__Do this__. For each line of the data below that holds "соглашения", copy the line.

** Start of Given records **

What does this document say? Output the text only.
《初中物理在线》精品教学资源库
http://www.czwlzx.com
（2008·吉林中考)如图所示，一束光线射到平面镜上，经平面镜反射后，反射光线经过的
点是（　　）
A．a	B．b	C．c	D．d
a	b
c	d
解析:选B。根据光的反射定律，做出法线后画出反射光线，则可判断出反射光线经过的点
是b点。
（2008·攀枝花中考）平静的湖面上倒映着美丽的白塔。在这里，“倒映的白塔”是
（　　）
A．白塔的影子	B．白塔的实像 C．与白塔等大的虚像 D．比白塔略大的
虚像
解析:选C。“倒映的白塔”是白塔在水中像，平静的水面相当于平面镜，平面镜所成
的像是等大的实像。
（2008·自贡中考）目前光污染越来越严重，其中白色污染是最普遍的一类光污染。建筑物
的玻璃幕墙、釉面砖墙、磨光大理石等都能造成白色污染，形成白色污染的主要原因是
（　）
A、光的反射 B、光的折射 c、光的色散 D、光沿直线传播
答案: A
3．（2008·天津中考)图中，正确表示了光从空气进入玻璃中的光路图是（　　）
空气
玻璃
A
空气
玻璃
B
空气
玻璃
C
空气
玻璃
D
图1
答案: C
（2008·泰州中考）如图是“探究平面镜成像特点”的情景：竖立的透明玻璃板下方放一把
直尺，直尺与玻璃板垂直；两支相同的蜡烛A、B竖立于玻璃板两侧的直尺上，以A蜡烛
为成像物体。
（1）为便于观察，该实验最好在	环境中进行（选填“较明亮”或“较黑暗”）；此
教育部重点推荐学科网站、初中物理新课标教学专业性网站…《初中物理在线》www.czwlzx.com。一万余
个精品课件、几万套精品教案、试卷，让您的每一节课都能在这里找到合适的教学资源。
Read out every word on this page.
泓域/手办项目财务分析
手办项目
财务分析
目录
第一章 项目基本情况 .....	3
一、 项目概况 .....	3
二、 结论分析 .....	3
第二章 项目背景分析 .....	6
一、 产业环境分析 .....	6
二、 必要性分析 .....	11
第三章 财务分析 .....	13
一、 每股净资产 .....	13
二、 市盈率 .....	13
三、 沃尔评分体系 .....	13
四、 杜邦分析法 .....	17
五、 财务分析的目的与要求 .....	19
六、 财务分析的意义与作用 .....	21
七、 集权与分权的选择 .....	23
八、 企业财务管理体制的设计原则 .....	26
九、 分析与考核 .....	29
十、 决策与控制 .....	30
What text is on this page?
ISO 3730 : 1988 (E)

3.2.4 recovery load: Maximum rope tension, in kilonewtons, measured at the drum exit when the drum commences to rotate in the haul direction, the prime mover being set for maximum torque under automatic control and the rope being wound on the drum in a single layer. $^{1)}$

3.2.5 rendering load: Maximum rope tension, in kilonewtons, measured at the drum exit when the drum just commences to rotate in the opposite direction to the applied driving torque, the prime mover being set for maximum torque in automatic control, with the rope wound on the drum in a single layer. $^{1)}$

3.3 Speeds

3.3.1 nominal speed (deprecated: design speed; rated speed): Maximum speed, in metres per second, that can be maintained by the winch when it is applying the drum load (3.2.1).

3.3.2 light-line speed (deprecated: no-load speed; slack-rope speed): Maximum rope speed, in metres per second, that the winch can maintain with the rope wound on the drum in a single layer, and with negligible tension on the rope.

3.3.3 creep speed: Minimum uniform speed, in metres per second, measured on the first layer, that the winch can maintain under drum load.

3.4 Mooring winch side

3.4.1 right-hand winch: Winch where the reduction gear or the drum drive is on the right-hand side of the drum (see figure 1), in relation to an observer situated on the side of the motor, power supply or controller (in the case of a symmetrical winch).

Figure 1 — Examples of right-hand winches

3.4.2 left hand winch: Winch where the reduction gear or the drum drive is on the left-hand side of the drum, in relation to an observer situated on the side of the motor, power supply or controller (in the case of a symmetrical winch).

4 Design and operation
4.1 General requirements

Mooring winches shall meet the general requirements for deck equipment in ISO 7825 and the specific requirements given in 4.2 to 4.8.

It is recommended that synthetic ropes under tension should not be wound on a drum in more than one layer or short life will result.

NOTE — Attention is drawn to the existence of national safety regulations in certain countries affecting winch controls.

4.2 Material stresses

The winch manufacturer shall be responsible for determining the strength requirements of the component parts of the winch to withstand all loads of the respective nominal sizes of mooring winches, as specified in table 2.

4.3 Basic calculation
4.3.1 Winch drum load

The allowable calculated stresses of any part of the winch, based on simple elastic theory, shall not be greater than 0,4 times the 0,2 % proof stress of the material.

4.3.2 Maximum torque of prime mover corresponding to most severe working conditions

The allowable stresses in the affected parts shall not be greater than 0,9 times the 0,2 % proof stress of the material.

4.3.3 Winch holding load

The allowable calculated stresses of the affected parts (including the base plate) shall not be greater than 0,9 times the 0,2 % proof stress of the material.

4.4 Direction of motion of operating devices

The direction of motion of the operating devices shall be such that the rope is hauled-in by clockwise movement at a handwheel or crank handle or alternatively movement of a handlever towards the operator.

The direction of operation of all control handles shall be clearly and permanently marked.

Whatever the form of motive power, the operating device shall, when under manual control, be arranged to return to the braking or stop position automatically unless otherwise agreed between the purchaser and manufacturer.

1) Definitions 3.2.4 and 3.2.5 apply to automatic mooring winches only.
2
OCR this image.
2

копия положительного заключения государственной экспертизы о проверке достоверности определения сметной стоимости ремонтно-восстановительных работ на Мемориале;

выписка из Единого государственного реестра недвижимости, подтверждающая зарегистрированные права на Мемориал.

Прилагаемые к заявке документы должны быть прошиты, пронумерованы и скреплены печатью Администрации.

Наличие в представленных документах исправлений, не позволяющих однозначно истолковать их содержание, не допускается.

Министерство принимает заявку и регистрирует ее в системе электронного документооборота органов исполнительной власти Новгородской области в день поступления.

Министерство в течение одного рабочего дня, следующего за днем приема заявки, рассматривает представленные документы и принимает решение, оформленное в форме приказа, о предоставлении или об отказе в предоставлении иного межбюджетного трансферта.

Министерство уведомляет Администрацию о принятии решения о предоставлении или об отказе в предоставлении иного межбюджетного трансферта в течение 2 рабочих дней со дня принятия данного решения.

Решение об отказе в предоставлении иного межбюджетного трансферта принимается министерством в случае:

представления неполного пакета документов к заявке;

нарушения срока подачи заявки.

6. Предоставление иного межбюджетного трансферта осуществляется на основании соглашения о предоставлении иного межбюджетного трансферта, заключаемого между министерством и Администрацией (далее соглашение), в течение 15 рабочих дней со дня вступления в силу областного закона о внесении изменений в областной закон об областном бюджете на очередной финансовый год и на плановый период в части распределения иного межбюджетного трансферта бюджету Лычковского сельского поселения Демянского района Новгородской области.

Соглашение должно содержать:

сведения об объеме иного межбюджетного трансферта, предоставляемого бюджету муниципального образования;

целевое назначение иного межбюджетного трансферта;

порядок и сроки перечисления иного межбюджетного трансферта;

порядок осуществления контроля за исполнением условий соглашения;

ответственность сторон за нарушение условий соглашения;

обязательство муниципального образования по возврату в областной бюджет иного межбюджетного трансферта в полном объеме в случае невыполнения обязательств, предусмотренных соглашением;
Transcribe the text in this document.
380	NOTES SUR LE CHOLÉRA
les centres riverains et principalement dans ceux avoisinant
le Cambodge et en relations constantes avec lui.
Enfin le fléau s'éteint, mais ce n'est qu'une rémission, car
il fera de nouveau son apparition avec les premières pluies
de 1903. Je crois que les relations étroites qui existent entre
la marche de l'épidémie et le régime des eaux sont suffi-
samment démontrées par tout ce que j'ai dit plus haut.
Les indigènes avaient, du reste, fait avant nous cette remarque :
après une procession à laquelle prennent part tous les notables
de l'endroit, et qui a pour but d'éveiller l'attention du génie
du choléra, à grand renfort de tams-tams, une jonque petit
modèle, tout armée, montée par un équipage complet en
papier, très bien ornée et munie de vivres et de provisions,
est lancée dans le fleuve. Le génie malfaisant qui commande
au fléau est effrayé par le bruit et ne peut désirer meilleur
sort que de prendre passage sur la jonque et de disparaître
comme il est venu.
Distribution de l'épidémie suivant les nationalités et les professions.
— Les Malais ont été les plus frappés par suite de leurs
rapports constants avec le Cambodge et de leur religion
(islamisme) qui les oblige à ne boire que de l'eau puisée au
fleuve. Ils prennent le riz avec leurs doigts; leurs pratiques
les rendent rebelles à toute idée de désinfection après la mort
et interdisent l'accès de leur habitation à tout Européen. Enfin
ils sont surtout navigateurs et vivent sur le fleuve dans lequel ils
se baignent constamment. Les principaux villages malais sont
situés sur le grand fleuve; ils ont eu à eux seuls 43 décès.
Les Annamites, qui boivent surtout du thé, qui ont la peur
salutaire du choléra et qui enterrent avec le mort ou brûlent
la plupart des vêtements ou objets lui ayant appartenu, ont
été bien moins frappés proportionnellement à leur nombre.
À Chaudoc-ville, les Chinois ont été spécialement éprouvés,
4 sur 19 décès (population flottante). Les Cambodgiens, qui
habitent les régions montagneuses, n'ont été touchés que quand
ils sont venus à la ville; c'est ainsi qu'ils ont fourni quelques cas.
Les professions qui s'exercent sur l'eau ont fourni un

** End of Given records **

__Solution for this exercise__.
6. Предоставление иного межбюджетного трансферта осуществляется на основании соглашения о предоставлении иного межбюджетного трансферта, заключаемого между министерством и Администрацией (далее соглашение), в течение 15 рабочих дней со дня вступления в силу областного закона о внесении изменений в областной закон об областном бюджете на очередной финансовый год и на плановый период в части распределения иного межбюджетного трансферта бюджету Лычковского сельского поселения Демянского района Новгородской области.
порядок осуществления контроля за исполнением условий соглашения;
ответственность сторон за нарушение условий соглашения;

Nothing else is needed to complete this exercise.